Zu erledigende Aufgaben:
(a) Gib den Wortlaut aus dem Dokumentabschnitt zum russischen Vorgehen in Syrien und der Ukraine wieder, beginnend mit „Die syrische Stadt“ und weiter bis einschließlich „Machterhalt zu unterstützen.“.
(b) Welche Einwohnerzahl hatte Aleppo einst laut dem Dokumentabschnitt zum russischen Vorgehen in Syrien und der Ukraine?

Demonstration gegen Putins Krieg in der Ukraine
Demonstration gegen Putins Krieg in der Ukraine (© Imago Images / aal.photo)

Die russische militärische Vorgehensweise in der Ukraine gleicht jener, die Wladimir Putin schon bei seinem Eingreifen in den syrischen Bürgerkrieg angewendet hat.

Die syrische Stadt Aleppo im Norden des Landes war einst ein blühendes Wirtschaftszentrum mit einer Einwohnerzahl von knapp zwei Millionen Bürgern. Heute gleicht sie einem Trümmerhaufen, der alles unter sich begraben hat. Einst, das war vor dem Jahr 2015, bevor sich der russische Machthaber Wladimir Putin mit aller militärischer Stärke in den Bürgerkrieg eingeschaltet hatte, um den syrischen Präsidenten Baschar al-Assad im Kampf um dessen Machterhalt zu unterstützen.

Erfasste Informationen:
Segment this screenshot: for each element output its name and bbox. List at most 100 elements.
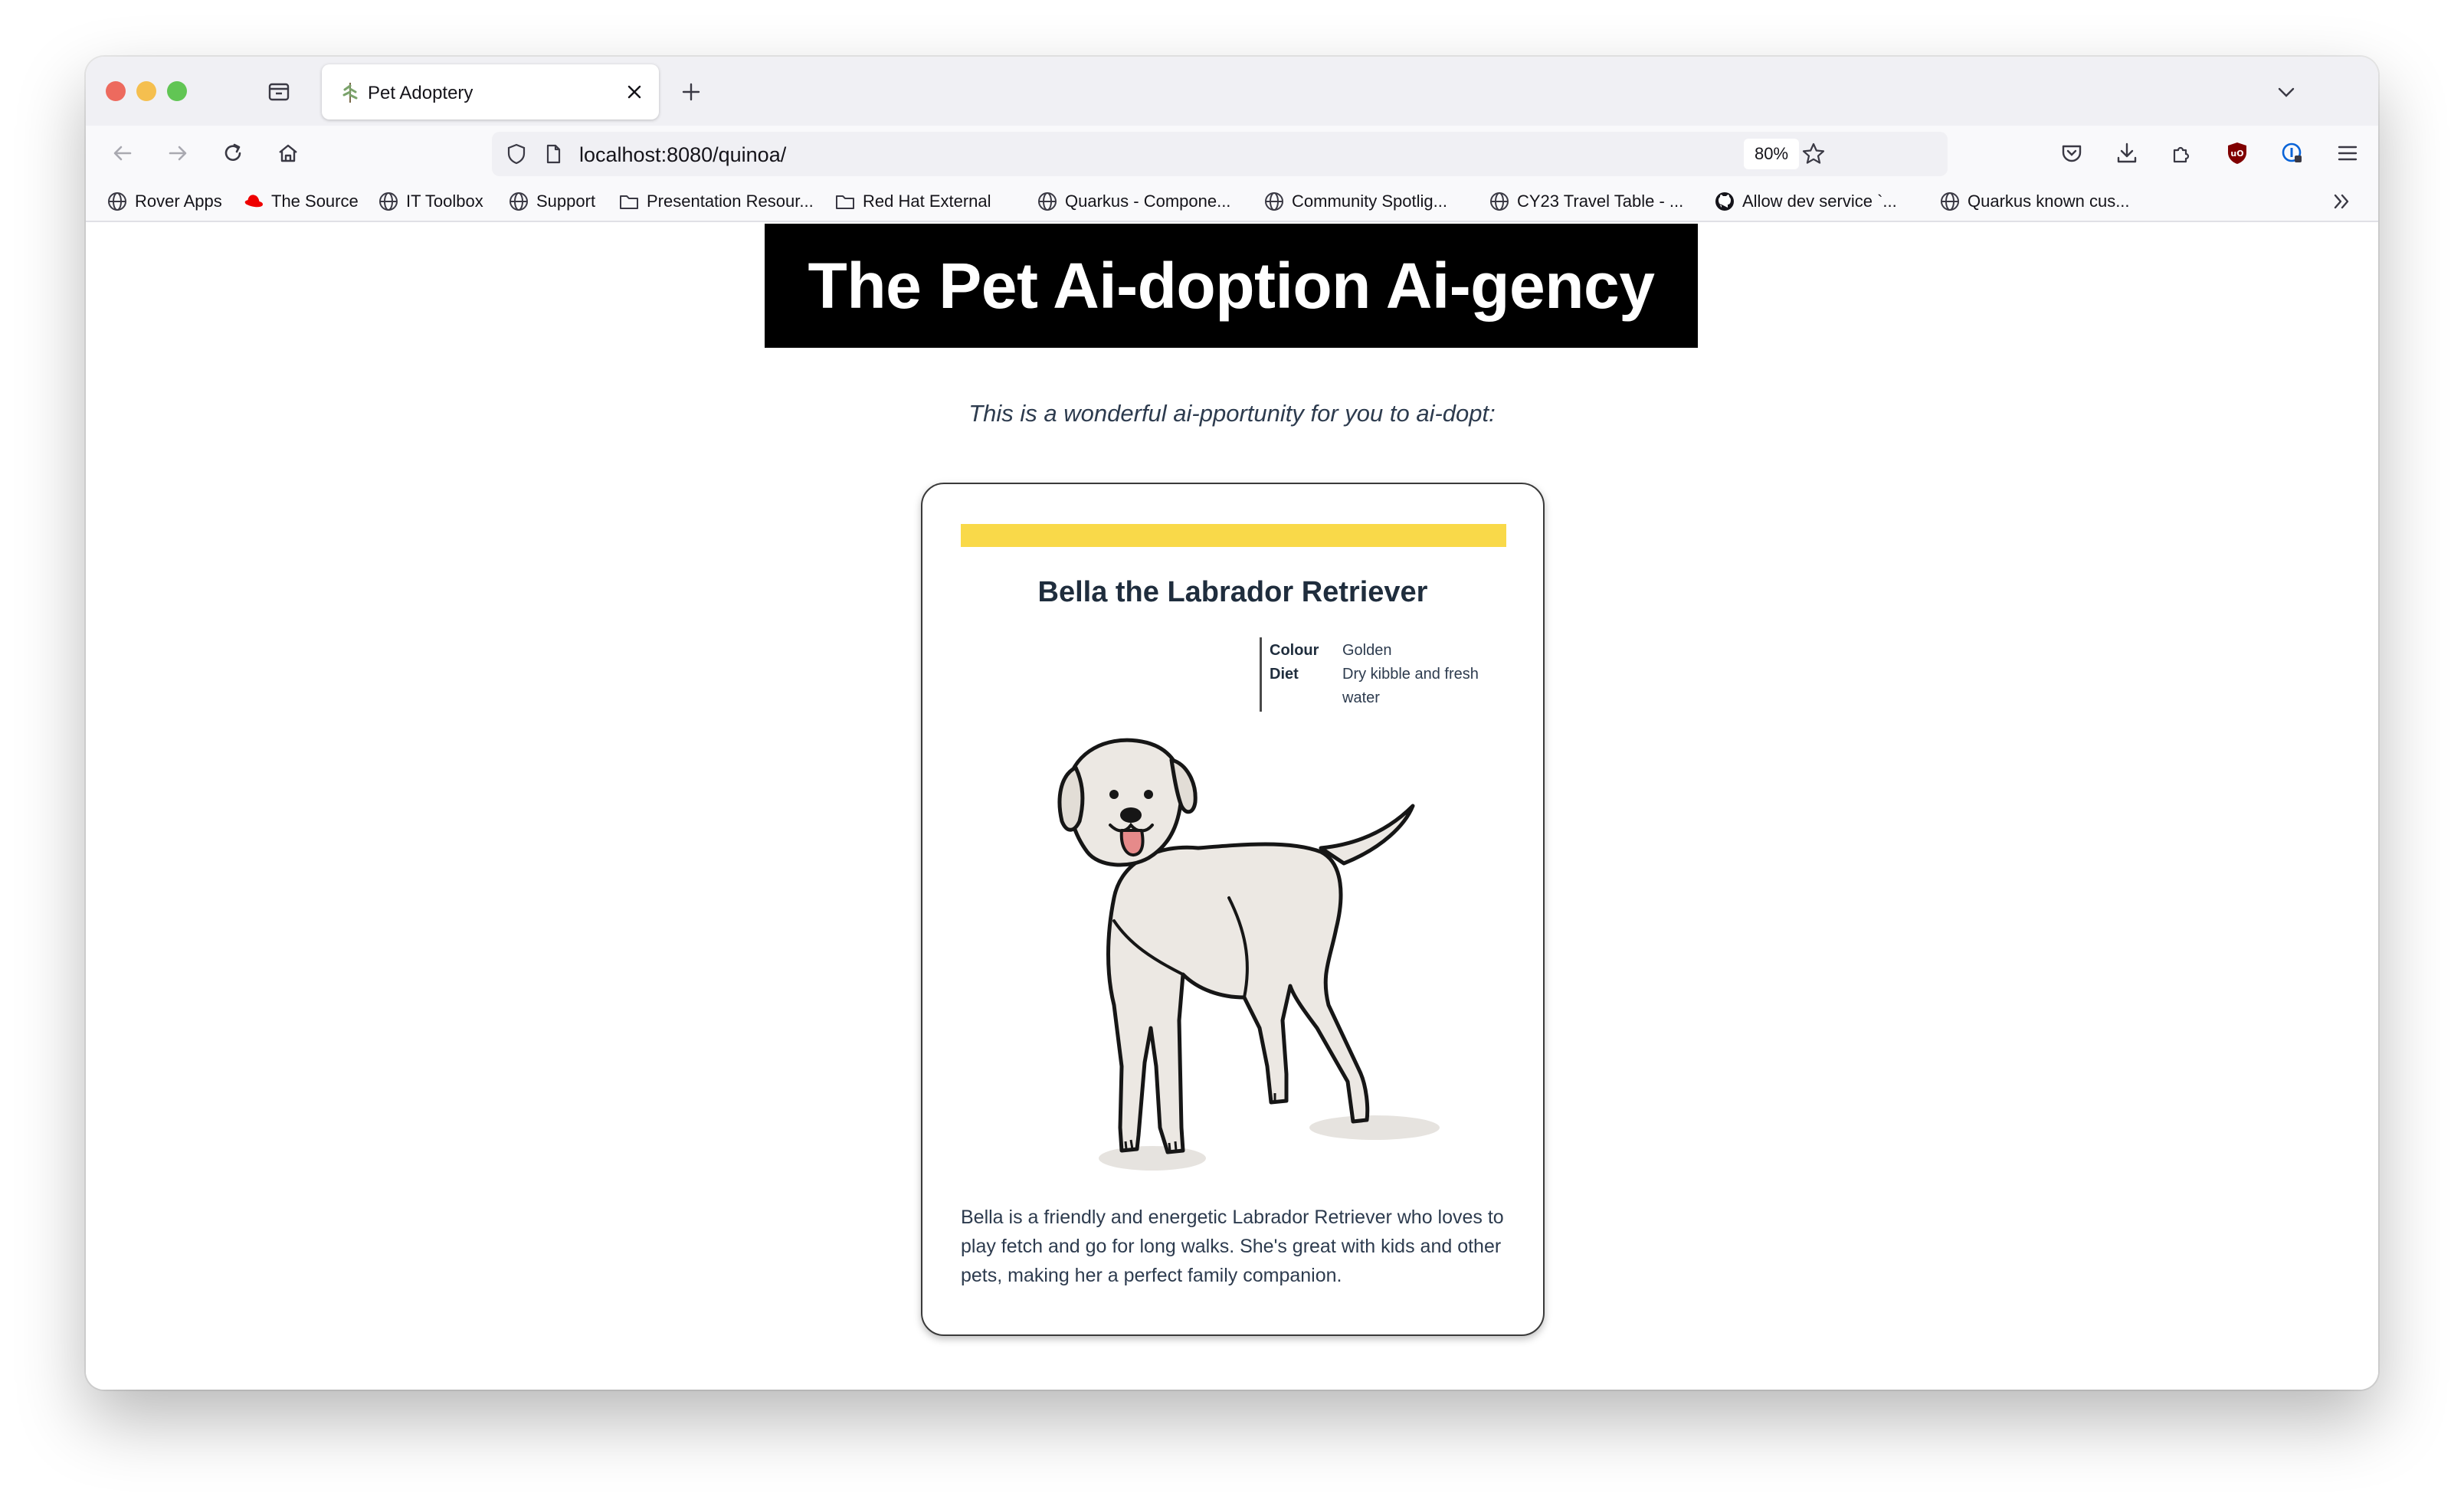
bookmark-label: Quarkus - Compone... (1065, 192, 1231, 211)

Antworten je Aufgabe:
(a)
Die syrische Stadt Aleppo im Norden des Landes war einst ein blühendes Wirtschaftszentrum mit einer Einwohnerzahl von knapp zwei Millionen Bürgern. Heute gleicht sie einem Trümmerhaufen, der alles unter sich begraben hat. Einst, das war vor dem Jahr 2015, bevor sich der russische Machthaber Wladimir Putin mit aller militärischer Stärke in den Bürgerkrieg eingeschaltet hatte, um den syrischen Präsidenten Baschar al-Assad im Kampf um dessen Machterhalt zu unterstützen.

(b) Aleppo hatte einst knapp zwei Millionen Einwohner.